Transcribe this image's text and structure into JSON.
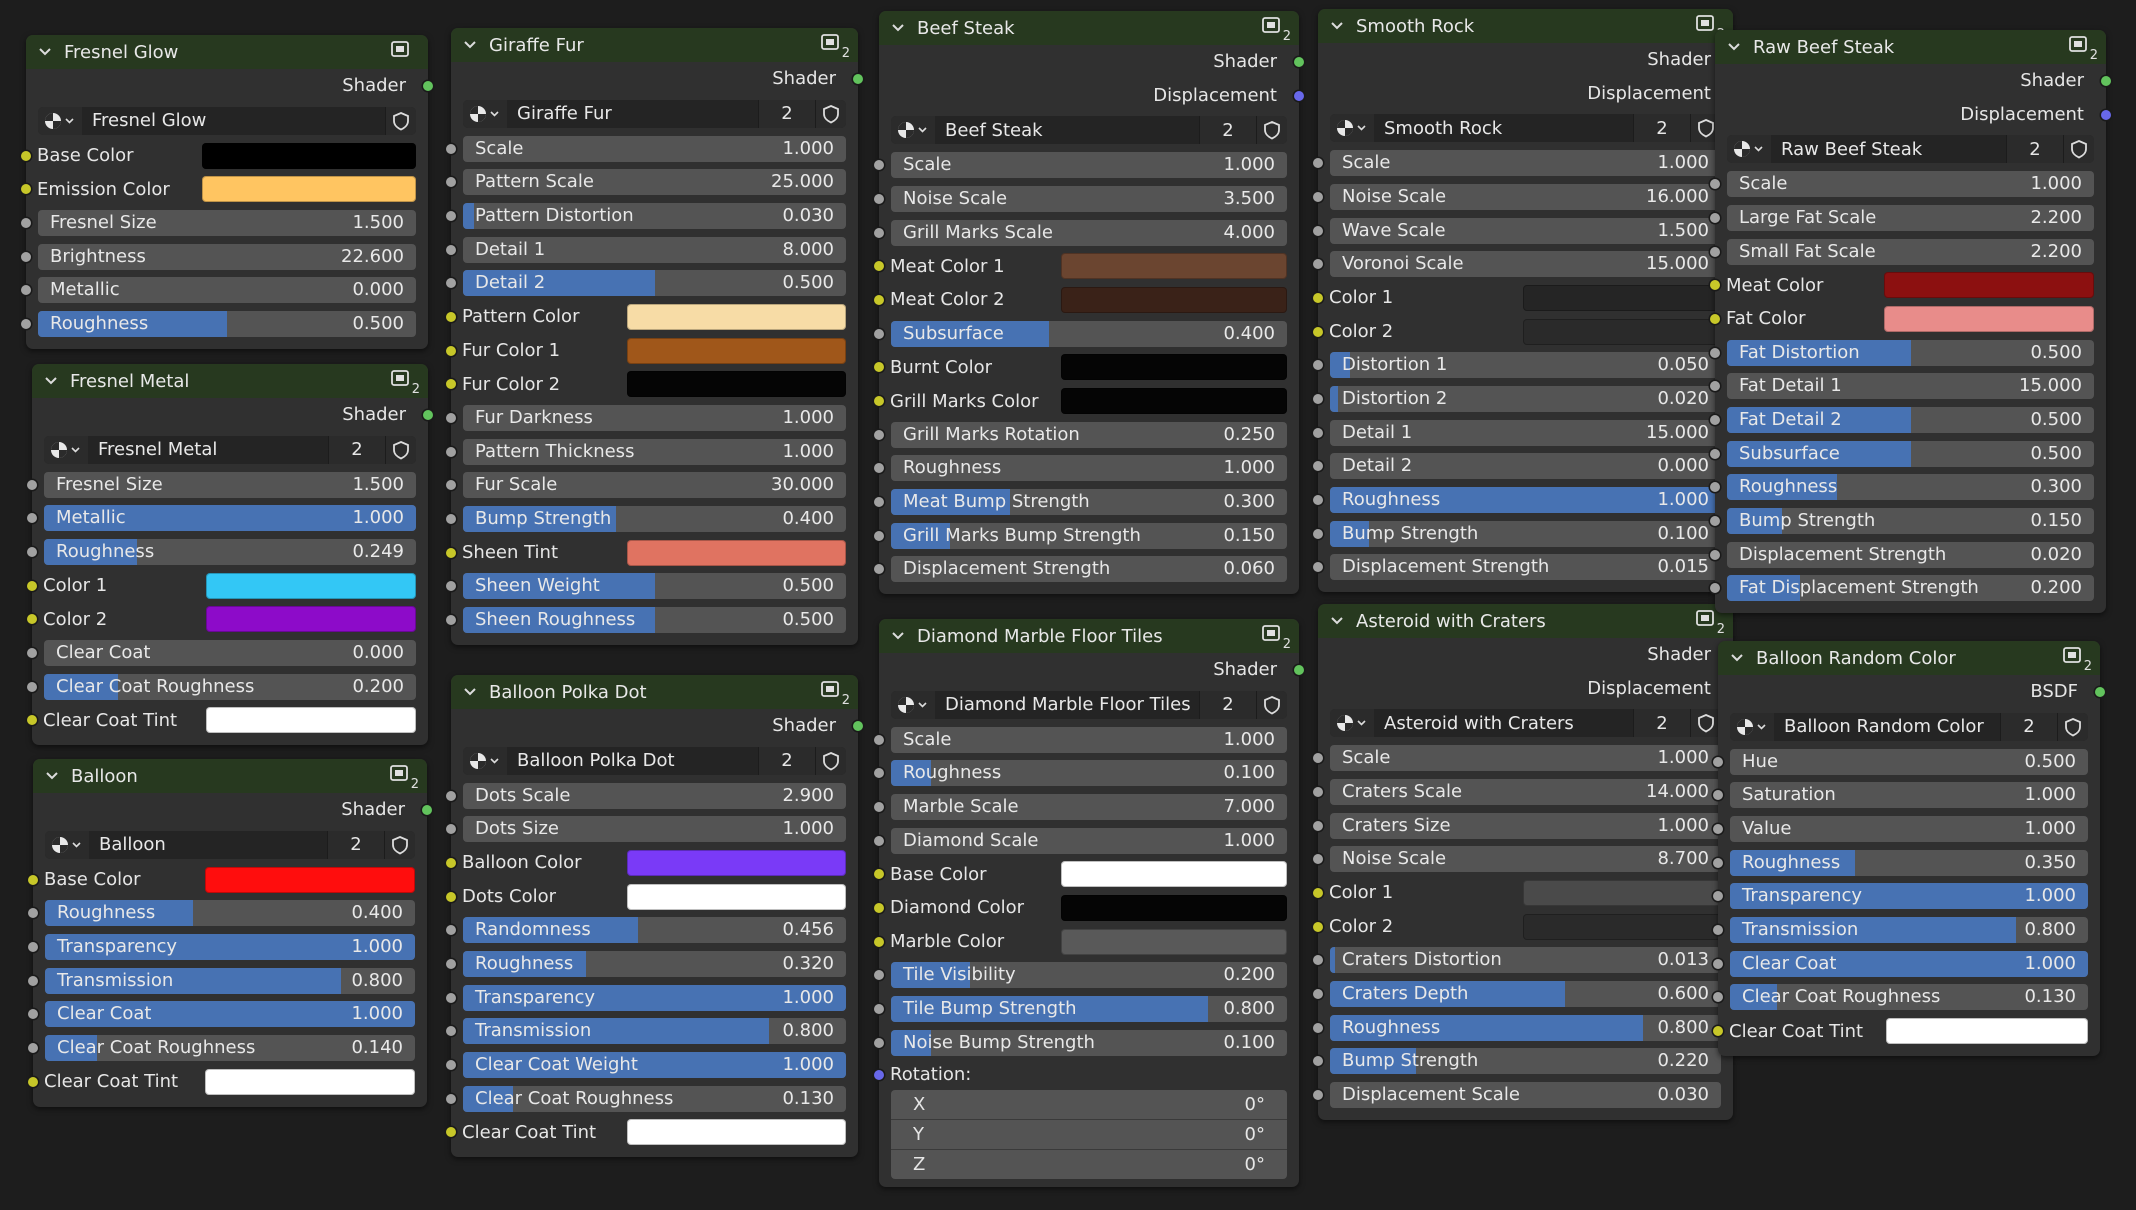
{
  "colors": {
    "background": "#1d1d1d",
    "node_body": "#303030",
    "node_header": "#27391f",
    "slider": "#545454",
    "slider_fill": "#4772b3",
    "socket_shader": "#62c35d",
    "socket_vector": "#6868ea",
    "socket_color": "#c7c729",
    "socket_float": "#a1a1a1"
  },
  "icons": {
    "collapse": "chevron-down-icon",
    "group": "node-group-icon",
    "browse": "sphere-material-icon",
    "fake_user": "shield-icon"
  },
  "nodes": [
    {
      "title": "Fresnel Glow",
      "group_badge": "",
      "outputs": [
        {
          "label": "Shader",
          "socket": "green"
        }
      ],
      "select": {
        "name": "Fresnel Glow",
        "users": ""
      },
      "inputs": [
        {
          "kind": "color",
          "label": "Base Color",
          "color": "#000000"
        },
        {
          "kind": "color",
          "label": "Emission Color",
          "color": "#ffc561"
        },
        {
          "kind": "num",
          "label": "Fresnel Size",
          "value": "1.500",
          "fill": 0
        },
        {
          "kind": "num",
          "label": "Brightness",
          "value": "22.600",
          "fill": 0
        },
        {
          "kind": "num",
          "label": "Metallic",
          "value": "0.000",
          "fill": 0
        },
        {
          "kind": "num",
          "label": "Roughness",
          "value": "0.500",
          "fill": 0.5
        }
      ]
    },
    {
      "title": "Fresnel Metal",
      "group_badge": "2",
      "outputs": [
        {
          "label": "Shader",
          "socket": "green"
        }
      ],
      "select": {
        "name": "Fresnel Metal",
        "users": "2"
      },
      "inputs": [
        {
          "kind": "num",
          "label": "Fresnel Size",
          "value": "1.500",
          "fill": 0
        },
        {
          "kind": "num",
          "label": "Metallic",
          "value": "1.000",
          "fill": 1
        },
        {
          "kind": "num",
          "label": "Roughness",
          "value": "0.249",
          "fill": 0.249
        },
        {
          "kind": "color",
          "label": "Color 1",
          "color": "#33c7f5"
        },
        {
          "kind": "color",
          "label": "Color 2",
          "color": "#8d0bc9"
        },
        {
          "kind": "num",
          "label": "Clear Coat",
          "value": "0.000",
          "fill": 0
        },
        {
          "kind": "num",
          "label": "Clear Coat Roughness",
          "value": "0.200",
          "fill": 0.2
        },
        {
          "kind": "color",
          "label": "Clear Coat Tint",
          "color": "#ffffff"
        }
      ]
    },
    {
      "title": "Balloon",
      "group_badge": "2",
      "outputs": [
        {
          "label": "Shader",
          "socket": "green"
        }
      ],
      "select": {
        "name": "Balloon",
        "users": "2"
      },
      "inputs": [
        {
          "kind": "color",
          "label": "Base Color",
          "color": "#ff0d0d"
        },
        {
          "kind": "num",
          "label": "Roughness",
          "value": "0.400",
          "fill": 0.4
        },
        {
          "kind": "num",
          "label": "Transparency",
          "value": "1.000",
          "fill": 1
        },
        {
          "kind": "num",
          "label": "Transmission",
          "value": "0.800",
          "fill": 0.8
        },
        {
          "kind": "num",
          "label": "Clear Coat",
          "value": "1.000",
          "fill": 1
        },
        {
          "kind": "num",
          "label": "Clear Coat Roughness",
          "value": "0.140",
          "fill": 0.14
        },
        {
          "kind": "color",
          "label": "Clear Coat Tint",
          "color": "#ffffff"
        }
      ]
    },
    {
      "title": "Giraffe Fur",
      "group_badge": "2",
      "outputs": [
        {
          "label": "Shader",
          "socket": "green"
        }
      ],
      "select": {
        "name": "Giraffe Fur",
        "users": "2"
      },
      "inputs": [
        {
          "kind": "num",
          "label": "Scale",
          "value": "1.000",
          "fill": 0
        },
        {
          "kind": "num",
          "label": "Pattern Scale",
          "value": "25.000",
          "fill": 0
        },
        {
          "kind": "num",
          "label": "Pattern Distortion",
          "value": "0.030",
          "fill": 0.03
        },
        {
          "kind": "num",
          "label": "Detail 1",
          "value": "8.000",
          "fill": 0
        },
        {
          "kind": "num",
          "label": "Detail 2",
          "value": "0.500",
          "fill": 0.5
        },
        {
          "kind": "color",
          "label": "Pattern Color",
          "color": "#f7dca6"
        },
        {
          "kind": "color",
          "label": "Fur Color 1",
          "color": "#a0571a"
        },
        {
          "kind": "color",
          "label": "Fur Color 2",
          "color": "#050505"
        },
        {
          "kind": "num",
          "label": "Fur Darkness",
          "value": "1.000",
          "fill": 0
        },
        {
          "kind": "num",
          "label": "Pattern Thickness",
          "value": "1.000",
          "fill": 0
        },
        {
          "kind": "num",
          "label": "Fur Scale",
          "value": "30.000",
          "fill": 0
        },
        {
          "kind": "num",
          "label": "Bump Strength",
          "value": "0.400",
          "fill": 0.4
        },
        {
          "kind": "color",
          "label": "Sheen Tint",
          "color": "#e07361"
        },
        {
          "kind": "num",
          "label": "Sheen Weight",
          "value": "0.500",
          "fill": 0.5
        },
        {
          "kind": "num",
          "label": "Sheen Roughness",
          "value": "0.500",
          "fill": 0.5
        }
      ]
    },
    {
      "title": "Balloon Polka Dot",
      "group_badge": "2",
      "outputs": [
        {
          "label": "Shader",
          "socket": "green"
        }
      ],
      "select": {
        "name": "Balloon Polka Dot",
        "users": "2"
      },
      "inputs": [
        {
          "kind": "num",
          "label": "Dots Scale",
          "value": "2.900",
          "fill": 0
        },
        {
          "kind": "num",
          "label": "Dots Size",
          "value": "1.000",
          "fill": 0
        },
        {
          "kind": "color",
          "label": "Balloon Color",
          "color": "#7a3af7"
        },
        {
          "kind": "color",
          "label": "Dots Color",
          "color": "#ffffff"
        },
        {
          "kind": "num",
          "label": "Randomness",
          "value": "0.456",
          "fill": 0.456
        },
        {
          "kind": "num",
          "label": "Roughness",
          "value": "0.320",
          "fill": 0.32
        },
        {
          "kind": "num",
          "label": "Transparency",
          "value": "1.000",
          "fill": 1
        },
        {
          "kind": "num",
          "label": "Transmission",
          "value": "0.800",
          "fill": 0.8
        },
        {
          "kind": "num",
          "label": "Clear Coat Weight",
          "value": "1.000",
          "fill": 1
        },
        {
          "kind": "num",
          "label": "Clear Coat Roughness",
          "value": "0.130",
          "fill": 0.13
        },
        {
          "kind": "color",
          "label": "Clear Coat Tint",
          "color": "#ffffff"
        }
      ]
    },
    {
      "title": "Beef Steak",
      "group_badge": "2",
      "outputs": [
        {
          "label": "Shader",
          "socket": "green"
        },
        {
          "label": "Displacement",
          "socket": "purple"
        }
      ],
      "select": {
        "name": "Beef Steak",
        "users": "2"
      },
      "inputs": [
        {
          "kind": "num",
          "label": "Scale",
          "value": "1.000",
          "fill": 0
        },
        {
          "kind": "num",
          "label": "Noise Scale",
          "value": "3.500",
          "fill": 0
        },
        {
          "kind": "num",
          "label": "Grill Marks Scale",
          "value": "4.000",
          "fill": 0
        },
        {
          "kind": "color",
          "label": "Meat Color 1",
          "color": "#6b4530"
        },
        {
          "kind": "color",
          "label": "Meat Color 2",
          "color": "#3a2218"
        },
        {
          "kind": "num",
          "label": "Subsurface",
          "value": "0.400",
          "fill": 0.4
        },
        {
          "kind": "color",
          "label": "Burnt Color",
          "color": "#050505"
        },
        {
          "kind": "color",
          "label": "Grill Marks Color",
          "color": "#050505"
        },
        {
          "kind": "num",
          "label": "Grill Marks Rotation",
          "value": "0.250",
          "fill": 0
        },
        {
          "kind": "num",
          "label": "Roughness",
          "value": "1.000",
          "fill": 0
        },
        {
          "kind": "num",
          "label": "Meat Bump Strength",
          "value": "0.300",
          "fill": 0.3
        },
        {
          "kind": "num",
          "label": "Grill Marks Bump Strength",
          "value": "0.150",
          "fill": 0.15
        },
        {
          "kind": "num",
          "label": "Displacement Strength",
          "value": "0.060",
          "fill": 0
        }
      ]
    },
    {
      "title": "Diamond Marble Floor Tiles",
      "group_badge": "2",
      "outputs": [
        {
          "label": "Shader",
          "socket": "green"
        }
      ],
      "select": {
        "name": "Diamond Marble Floor Tiles",
        "users": "2"
      },
      "inputs": [
        {
          "kind": "num",
          "label": "Scale",
          "value": "1.000",
          "fill": 0
        },
        {
          "kind": "num",
          "label": "Roughness",
          "value": "0.100",
          "fill": 0.1
        },
        {
          "kind": "num",
          "label": "Marble Scale",
          "value": "7.000",
          "fill": 0
        },
        {
          "kind": "num",
          "label": "Diamond Scale",
          "value": "1.000",
          "fill": 0
        },
        {
          "kind": "color",
          "label": "Base Color",
          "color": "#ffffff"
        },
        {
          "kind": "color",
          "label": "Diamond Color",
          "color": "#050505"
        },
        {
          "kind": "color",
          "label": "Marble Color",
          "color": "#595959"
        },
        {
          "kind": "num",
          "label": "Tile Visibility",
          "value": "0.200",
          "fill": 0.2
        },
        {
          "kind": "num",
          "label": "Tile Bump Strength",
          "value": "0.800",
          "fill": 0.8
        },
        {
          "kind": "num",
          "label": "Noise Bump Strength",
          "value": "0.100",
          "fill": 0.1
        },
        {
          "kind": "label",
          "label": "Rotation:",
          "socket": "purple"
        },
        {
          "kind": "vector",
          "rows": [
            {
              "axis": "X",
              "value": "0°"
            },
            {
              "axis": "Y",
              "value": "0°"
            },
            {
              "axis": "Z",
              "value": "0°"
            }
          ]
        }
      ]
    },
    {
      "title": "Smooth Rock",
      "group_badge": "2",
      "outputs": [
        {
          "label": "Shader",
          "socket": "green"
        },
        {
          "label": "Displacement",
          "socket": "purple"
        }
      ],
      "select": {
        "name": "Smooth Rock",
        "users": "2"
      },
      "inputs": [
        {
          "kind": "num",
          "label": "Scale",
          "value": "1.000",
          "fill": 0
        },
        {
          "kind": "num",
          "label": "Noise Scale",
          "value": "16.000",
          "fill": 0
        },
        {
          "kind": "num",
          "label": "Wave Scale",
          "value": "1.500",
          "fill": 0
        },
        {
          "kind": "num",
          "label": "Voronoi Scale",
          "value": "15.000",
          "fill": 0
        },
        {
          "kind": "color",
          "label": "Color 1",
          "color": "#252525"
        },
        {
          "kind": "color",
          "label": "Color 2",
          "color": "#2a2a2a"
        },
        {
          "kind": "num",
          "label": "Distortion 1",
          "value": "0.050",
          "fill": 0.05
        },
        {
          "kind": "num",
          "label": "Distortion 2",
          "value": "0.020",
          "fill": 0.02
        },
        {
          "kind": "num",
          "label": "Detail 1",
          "value": "15.000",
          "fill": 0
        },
        {
          "kind": "num",
          "label": "Detail 2",
          "value": "0.000",
          "fill": 0
        },
        {
          "kind": "num",
          "label": "Roughness",
          "value": "1.000",
          "fill": 1
        },
        {
          "kind": "num",
          "label": "Bump Strength",
          "value": "0.100",
          "fill": 0.1
        },
        {
          "kind": "num",
          "label": "Displacement Strength",
          "value": "0.015",
          "fill": 0
        }
      ]
    },
    {
      "title": "Asteroid with Craters",
      "group_badge": "2",
      "outputs": [
        {
          "label": "Shader",
          "socket": "green"
        },
        {
          "label": "Displacement",
          "socket": "purple"
        }
      ],
      "select": {
        "name": "Asteroid with Craters",
        "users": "2"
      },
      "inputs": [
        {
          "kind": "num",
          "label": "Scale",
          "value": "1.000",
          "fill": 0
        },
        {
          "kind": "num",
          "label": "Craters Scale",
          "value": "14.000",
          "fill": 0
        },
        {
          "kind": "num",
          "label": "Craters Size",
          "value": "1.000",
          "fill": 0
        },
        {
          "kind": "num",
          "label": "Noise Scale",
          "value": "8.700",
          "fill": 0
        },
        {
          "kind": "color",
          "label": "Color 1",
          "color": "#4a4a4a"
        },
        {
          "kind": "color",
          "label": "Color 2",
          "color": "#2a2a2a"
        },
        {
          "kind": "num",
          "label": "Craters Distortion",
          "value": "0.013",
          "fill": 0.013
        },
        {
          "kind": "num",
          "label": "Craters Depth",
          "value": "0.600",
          "fill": 0.6
        },
        {
          "kind": "num",
          "label": "Roughness",
          "value": "0.800",
          "fill": 0.8
        },
        {
          "kind": "num",
          "label": "Bump Strength",
          "value": "0.220",
          "fill": 0.22
        },
        {
          "kind": "num",
          "label": "Displacement Scale",
          "value": "0.030",
          "fill": 0
        }
      ]
    },
    {
      "title": "Raw Beef Steak",
      "group_badge": "2",
      "outputs": [
        {
          "label": "Shader",
          "socket": "green"
        },
        {
          "label": "Displacement",
          "socket": "purple"
        }
      ],
      "select": {
        "name": "Raw Beef Steak",
        "users": "2"
      },
      "inputs": [
        {
          "kind": "num",
          "label": "Scale",
          "value": "1.000",
          "fill": 0
        },
        {
          "kind": "num",
          "label": "Large Fat Scale",
          "value": "2.200",
          "fill": 0
        },
        {
          "kind": "num",
          "label": "Small Fat Scale",
          "value": "2.200",
          "fill": 0
        },
        {
          "kind": "color",
          "label": "Meat Color",
          "color": "#8c1010"
        },
        {
          "kind": "color",
          "label": "Fat Color",
          "color": "#e88c8a"
        },
        {
          "kind": "num",
          "label": "Fat Distortion",
          "value": "0.500",
          "fill": 0.5
        },
        {
          "kind": "num",
          "label": "Fat Detail 1",
          "value": "15.000",
          "fill": 0
        },
        {
          "kind": "num",
          "label": "Fat Detail 2",
          "value": "0.500",
          "fill": 0.5
        },
        {
          "kind": "num",
          "label": "Subsurface",
          "value": "0.500",
          "fill": 0.5
        },
        {
          "kind": "num",
          "label": "Roughness",
          "value": "0.300",
          "fill": 0.3
        },
        {
          "kind": "num",
          "label": "Bump Strength",
          "value": "0.150",
          "fill": 0.15
        },
        {
          "kind": "num",
          "label": "Displacement Strength",
          "value": "0.020",
          "fill": 0
        },
        {
          "kind": "num",
          "label": "Fat Displacement Strength",
          "value": "0.200",
          "fill": 0.2
        }
      ]
    },
    {
      "title": "Balloon Random Color",
      "group_badge": "2",
      "outputs": [
        {
          "label": "BSDF",
          "socket": "green"
        }
      ],
      "select": {
        "name": "Balloon Random Color",
        "users": "2"
      },
      "inputs": [
        {
          "kind": "num",
          "label": "Hue",
          "value": "0.500",
          "fill": 0
        },
        {
          "kind": "num",
          "label": "Saturation",
          "value": "1.000",
          "fill": 0
        },
        {
          "kind": "num",
          "label": "Value",
          "value": "1.000",
          "fill": 0
        },
        {
          "kind": "num",
          "label": "Roughness",
          "value": "0.350",
          "fill": 0.35
        },
        {
          "kind": "num",
          "label": "Transparency",
          "value": "1.000",
          "fill": 1
        },
        {
          "kind": "num",
          "label": "Transmission",
          "value": "0.800",
          "fill": 0.8
        },
        {
          "kind": "num",
          "label": "Clear Coat",
          "value": "1.000",
          "fill": 1
        },
        {
          "kind": "num",
          "label": "Clear Coat Roughness",
          "value": "0.130",
          "fill": 0.13
        },
        {
          "kind": "color",
          "label": "Clear Coat Tint",
          "color": "#ffffff"
        }
      ]
    }
  ]
}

....

* [The request]
Show every line in the records above that contains the word "Glow".

* [Solution]
      "title": "Fresnel Glow",
        "name": "Fresnel Glow",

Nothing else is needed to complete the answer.